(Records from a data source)
— Start —
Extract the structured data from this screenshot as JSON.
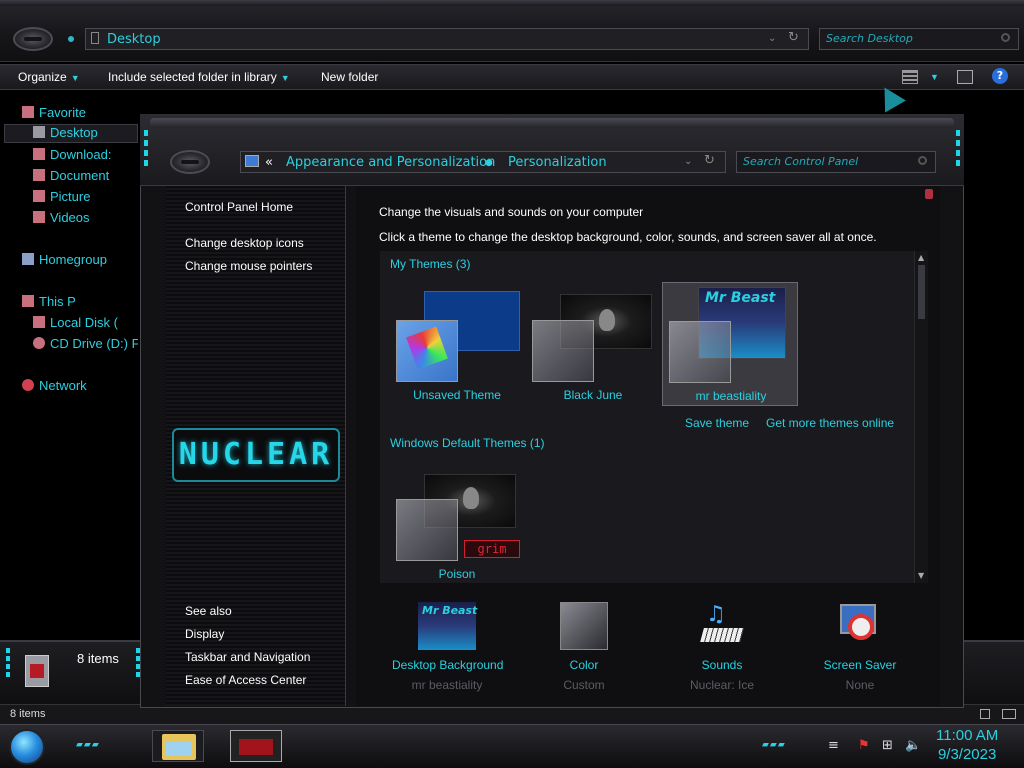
{
  "explorer": {
    "address": "Desktop",
    "search_placeholder": "Search Desktop",
    "commands": {
      "organize": "Organize",
      "include": "Include selected folder in library",
      "new_folder": "New folder"
    },
    "nav": [
      {
        "label": "Favorite",
        "icon": "star-icon",
        "color": "#c9707e"
      },
      {
        "label": "Desktop",
        "icon": "desktop-icon",
        "color": "#9a9aa2"
      },
      {
        "label": "Download:",
        "icon": "downloads-icon",
        "color": "#c9707e"
      },
      {
        "label": "Document",
        "icon": "documents-icon",
        "color": "#c9707e"
      },
      {
        "label": "Picture",
        "icon": "pictures-icon",
        "color": "#c9707e"
      },
      {
        "label": "Videos",
        "icon": "videos-icon",
        "color": "#c9707e"
      },
      {
        "label": "Homegroup",
        "icon": "homegroup-icon",
        "color": "#8aa0c8"
      },
      {
        "label": "This P",
        "icon": "computer-icon",
        "color": "#c9707e"
      },
      {
        "label": "Local Disk (",
        "icon": "disk-icon",
        "color": "#c9707e"
      },
      {
        "label": "CD Drive (D:) F",
        "icon": "cd-drive-icon",
        "color": "#c9707e"
      },
      {
        "label": "Network",
        "icon": "network-icon",
        "color": "#d04050"
      }
    ],
    "items_count_big": "8 items",
    "status_text": "8 items"
  },
  "control_panel": {
    "breadcrumb_prefix": "«",
    "breadcrumb": [
      "Appearance and Personalization",
      "Personalization"
    ],
    "search_placeholder": "Search Control Panel",
    "left_links": {
      "home": "Control Panel Home",
      "desktop_icons": "Change desktop icons",
      "mouse_pointers": "Change mouse pointers"
    },
    "logo_text": "NUCLEAR",
    "see_also": {
      "heading": "See also",
      "items": [
        "Display",
        "Taskbar and Navigation",
        "Ease of Access Center"
      ]
    },
    "heading": "Change the visuals and sounds on your computer",
    "subheading": "Click a theme to change the desktop background, color, sounds, and screen saver all at once.",
    "my_themes_header": "My Themes (3)",
    "default_themes_header": "Windows Default Themes (1)",
    "themes": [
      {
        "name": "Unsaved Theme"
      },
      {
        "name": "Black June"
      },
      {
        "name": "mr beastiality",
        "thumb_text": "Mr Beast"
      },
      {
        "name": "Poison",
        "thumb_text": "grim"
      }
    ],
    "save_theme": "Save theme",
    "get_more": "Get more themes online",
    "bottom": [
      {
        "label": "Desktop Background",
        "value": "mr beastiality",
        "icon": "desktop-background-icon"
      },
      {
        "label": "Color",
        "value": "Custom",
        "icon": "color-icon"
      },
      {
        "label": "Sounds",
        "value": "Nuclear: Ice",
        "icon": "sounds-icon"
      },
      {
        "label": "Screen Saver",
        "value": "None",
        "icon": "screen-saver-icon"
      }
    ]
  },
  "taskbar": {
    "time": "11:00 AM",
    "date": "9/3/2023"
  },
  "colors": {
    "accent": "#2bd0e0",
    "window_bg": "#121215",
    "status_muted": "#5c5c64"
  }
}
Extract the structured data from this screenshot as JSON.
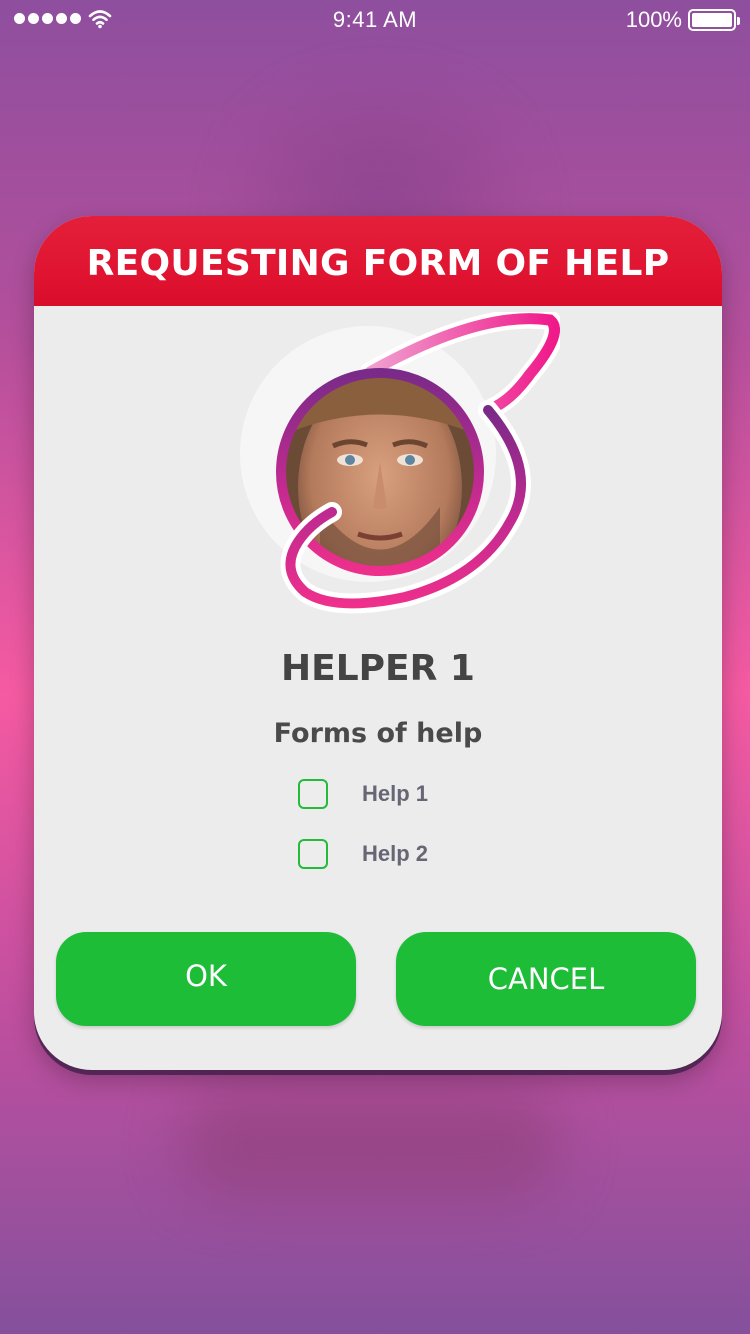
{
  "status_bar": {
    "time": "9:41 AM",
    "battery_percent": "100%",
    "signal_icon": "signal-dots-icon",
    "wifi_icon": "wifi-icon",
    "battery_icon": "battery-icon"
  },
  "dialog": {
    "title": "REQUESTING FORM OF HELP",
    "helper_name": "HELPER 1",
    "forms_label": "Forms of help",
    "options": [
      {
        "label": "Help 1",
        "checked": false
      },
      {
        "label": "Help 2",
        "checked": false
      }
    ],
    "ok_label": "OK",
    "cancel_label": "CANCEL",
    "avatar_icon": "helper-avatar"
  },
  "colors": {
    "header_red": "#df1330",
    "button_green": "#1dbd38",
    "checkbox_border": "#22bb3a",
    "orbit_pink": "#ee2f8c",
    "orbit_purple": "#8a2a8a"
  }
}
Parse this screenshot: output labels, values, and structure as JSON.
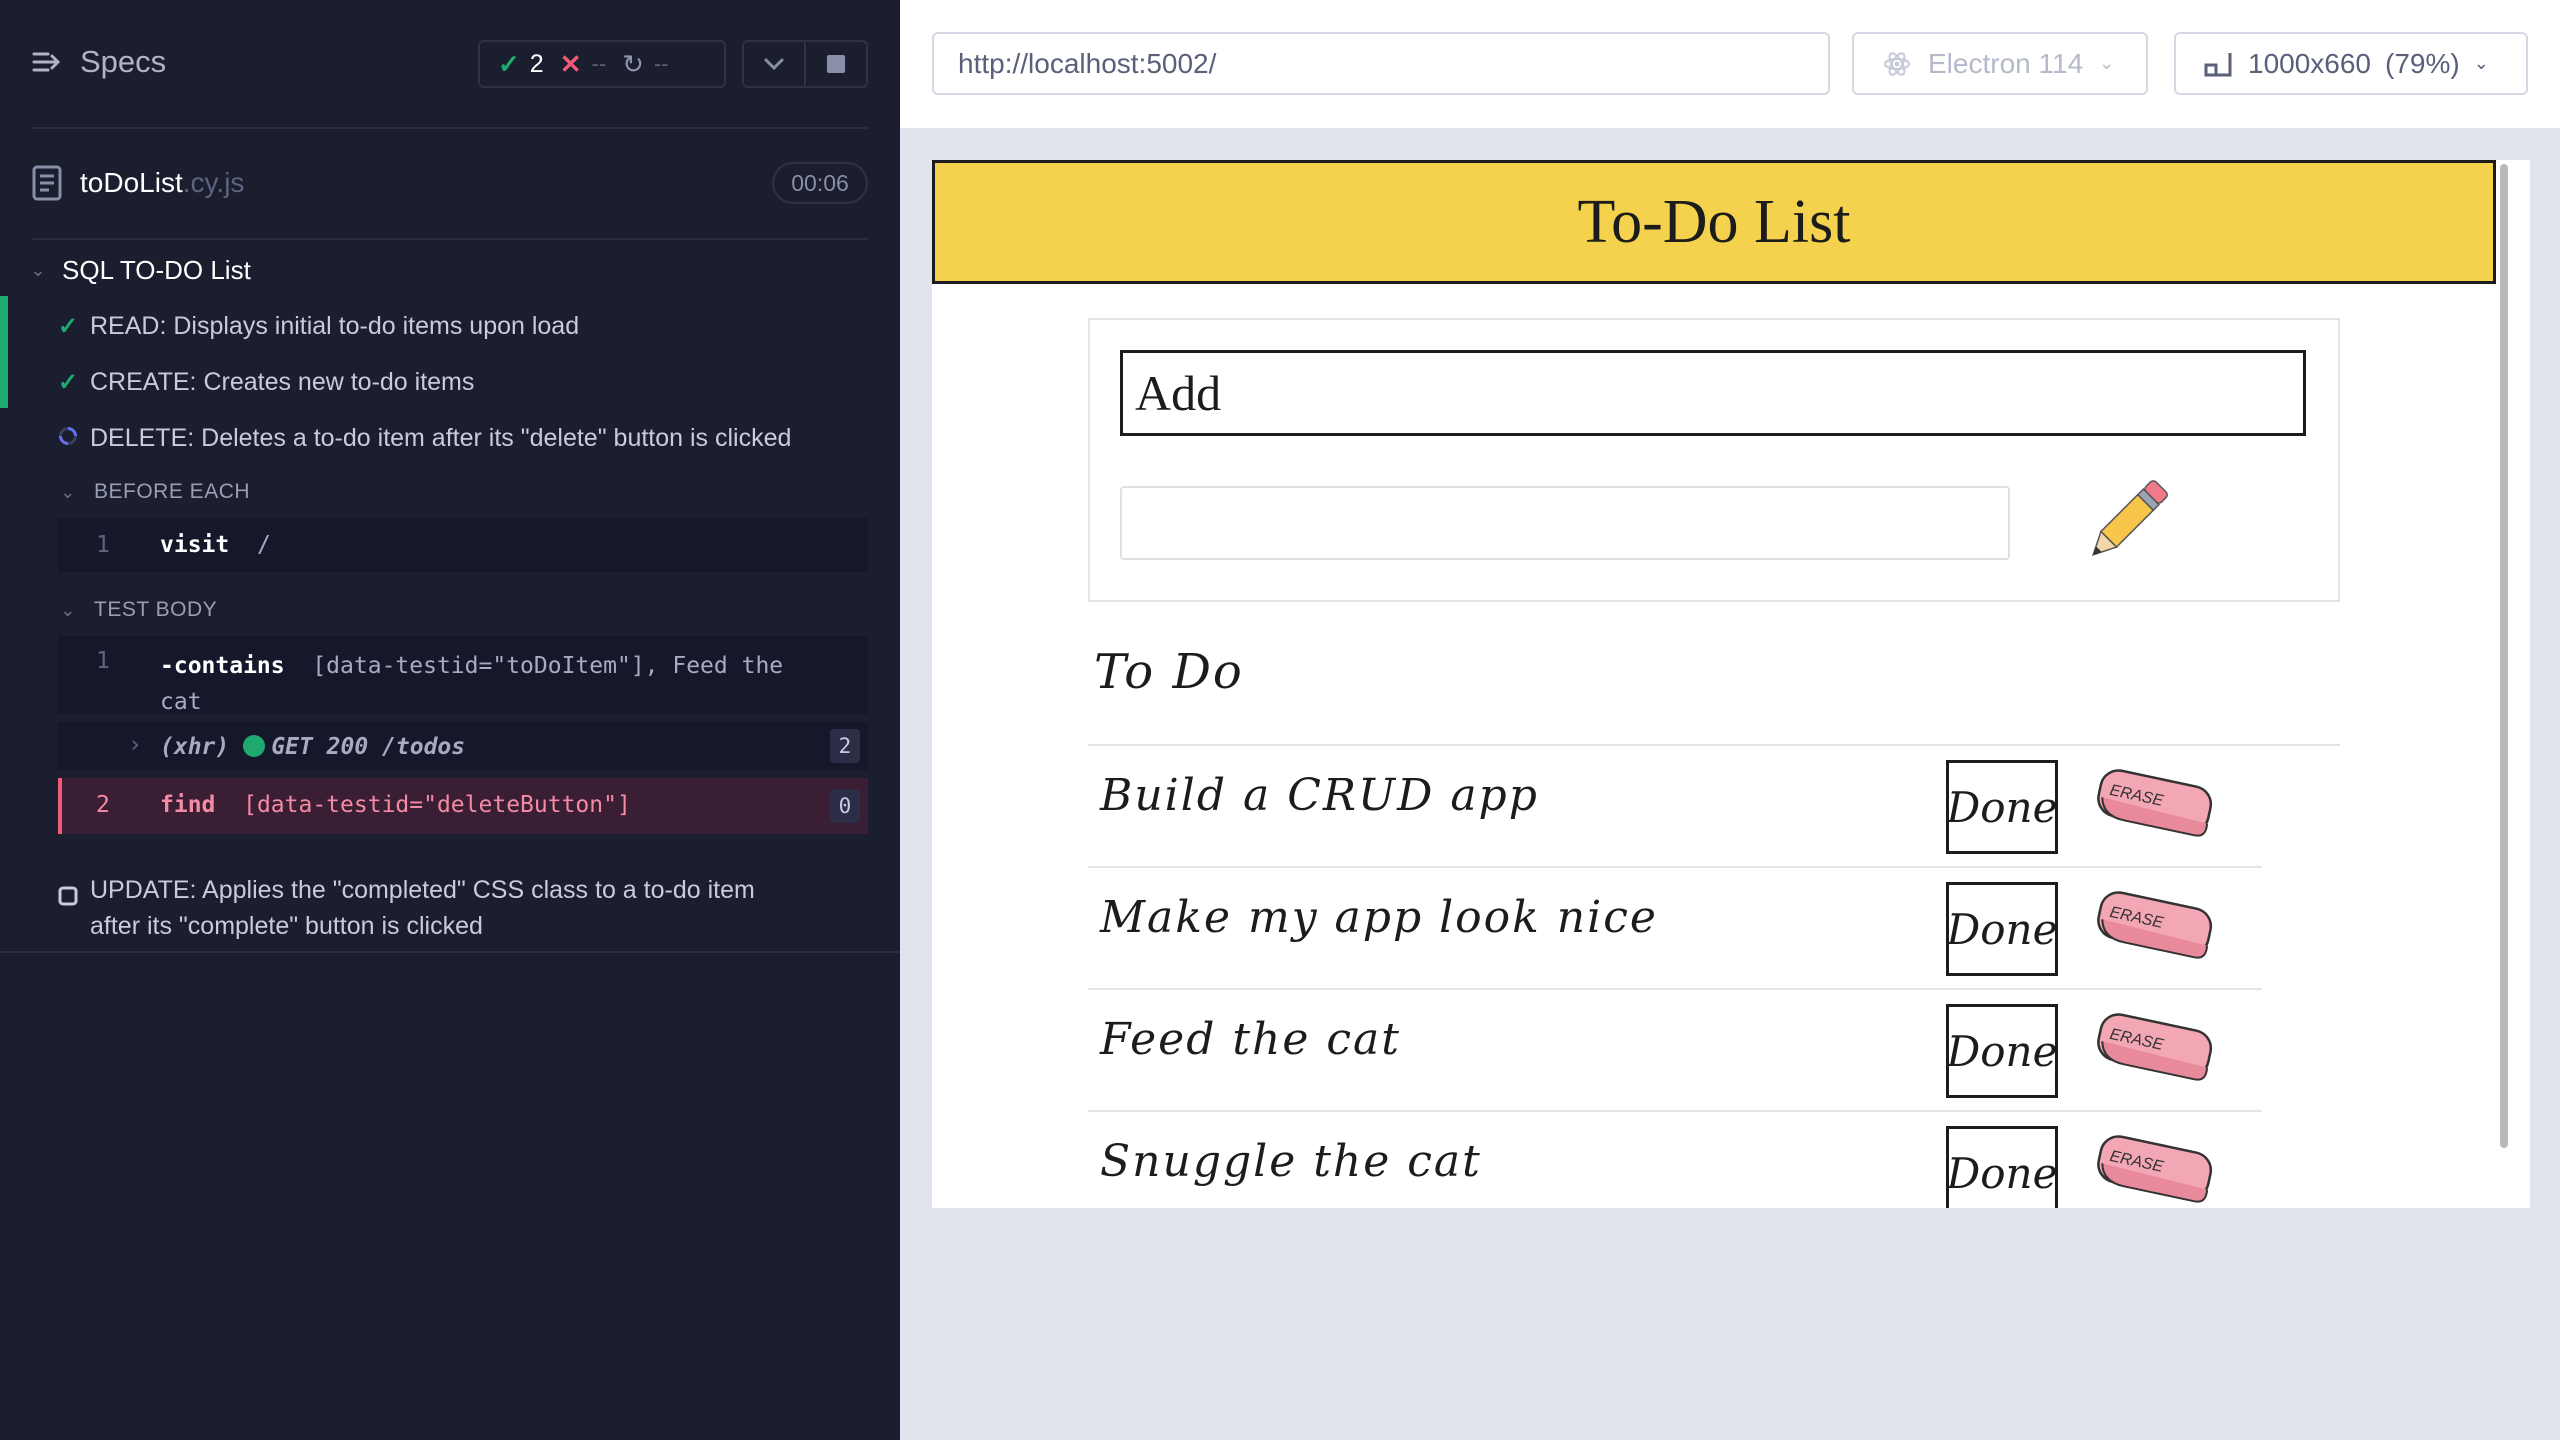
{
  "reporter": {
    "specs_label": "Specs",
    "stats": {
      "passed": "2",
      "failed": "--",
      "pending": "--"
    },
    "file": {
      "name": "toDoList",
      "ext": ".cy.js",
      "duration": "00:06"
    },
    "suite": "SQL TO-DO List",
    "tests": [
      {
        "label": "READ: Displays initial to-do items upon load",
        "state": "passed"
      },
      {
        "label": "CREATE: Creates new to-do items",
        "state": "passed"
      },
      {
        "label": "DELETE: Deletes a to-do item after its \"delete\" button is clicked",
        "state": "running"
      },
      {
        "label": "UPDATE: Applies the \"completed\" CSS class to a to-do item",
        "label2": "after its \"complete\" button is clicked",
        "state": "pending"
      }
    ],
    "before_each": {
      "label": "BEFORE EACH",
      "commands": [
        {
          "num": "1",
          "name": "visit",
          "message": "/"
        }
      ]
    },
    "test_body": {
      "label": "TEST BODY",
      "commands": [
        {
          "num": "1",
          "name": "-contains",
          "message": "[data-testid=\"toDoItem\"], Feed the",
          "message2": "cat"
        },
        {
          "xhr_prefix": "(xhr)",
          "xhr_text": "GET 200 /todos",
          "count": "2"
        },
        {
          "num": "2",
          "name": "find",
          "message": "[data-testid=\"deleteButton\"]",
          "count": "0"
        }
      ]
    }
  },
  "browser": {
    "url": "http://localhost:5002/",
    "name": "Electron 114",
    "viewport": "1000x660",
    "zoom": "(79%)"
  },
  "app": {
    "title": "To-Do List",
    "add_title": "Add",
    "add_input_value": "",
    "todo_heading": "To Do",
    "done_label": "Done",
    "erase_label": "ERASE",
    "todos": [
      "Build a CRUD app",
      "Make my app look nice",
      "Feed the cat",
      "Snuggle the cat"
    ]
  },
  "colors": {
    "reporter_bg": "#1b1e2e",
    "pass": "#1fa971",
    "fail": "#f25a7a",
    "header_yellow": "#f5d24d",
    "eraser_pink": "#f3a6b4"
  }
}
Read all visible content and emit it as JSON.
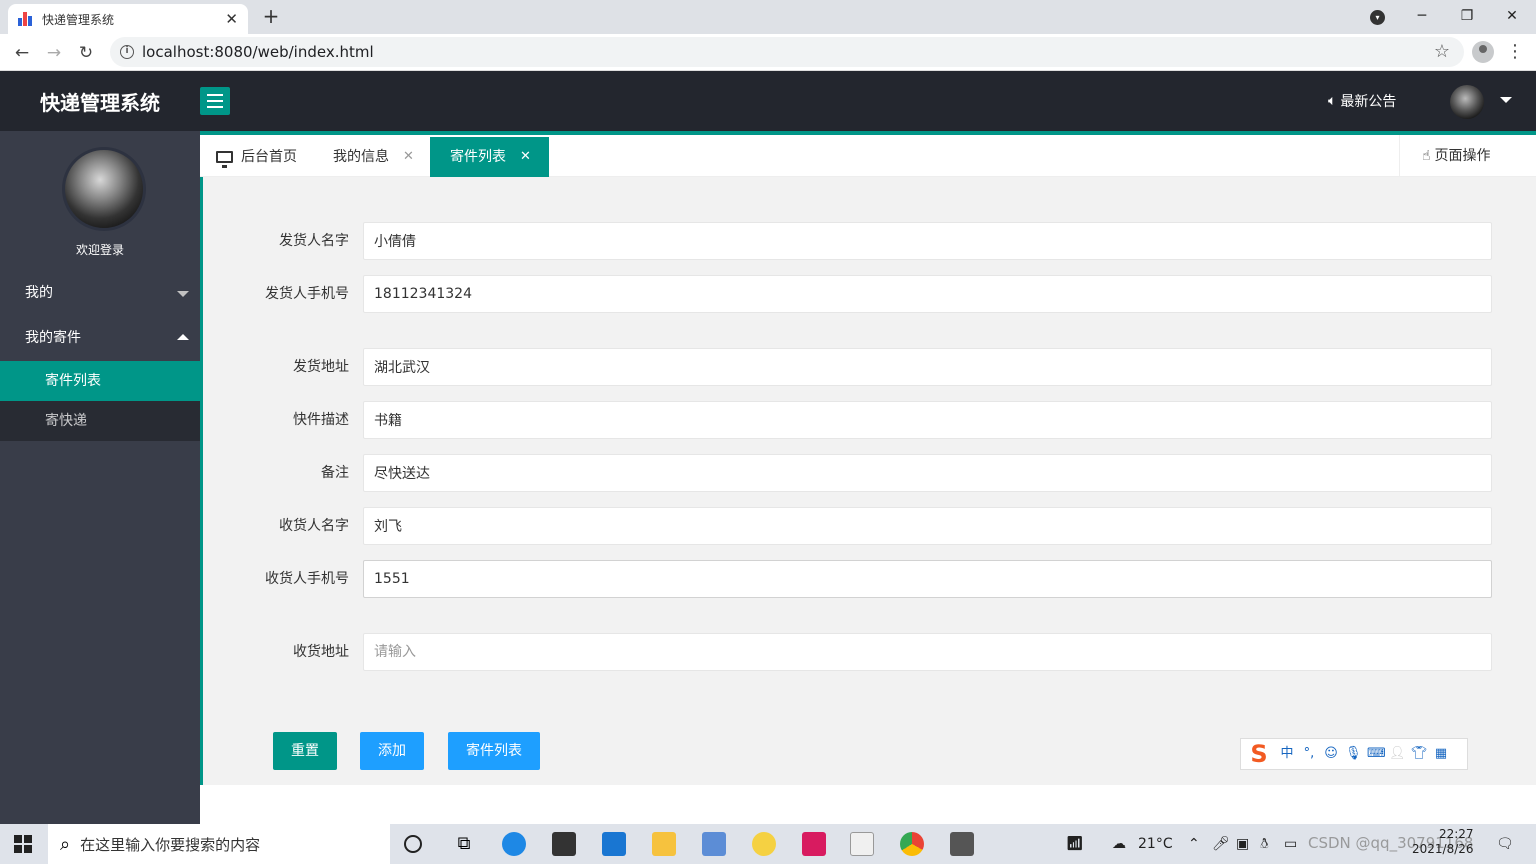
— End —
*EXERCISE DETAILS*. Identify each line in the records above that contains the word "testid", and copy it out in full.

*EXERCISE SOLUTION*.
          "message": "[data-testid=\"toDoItem\"], Feed the",
          "message": "[data-testid=\"deleteButton\"]",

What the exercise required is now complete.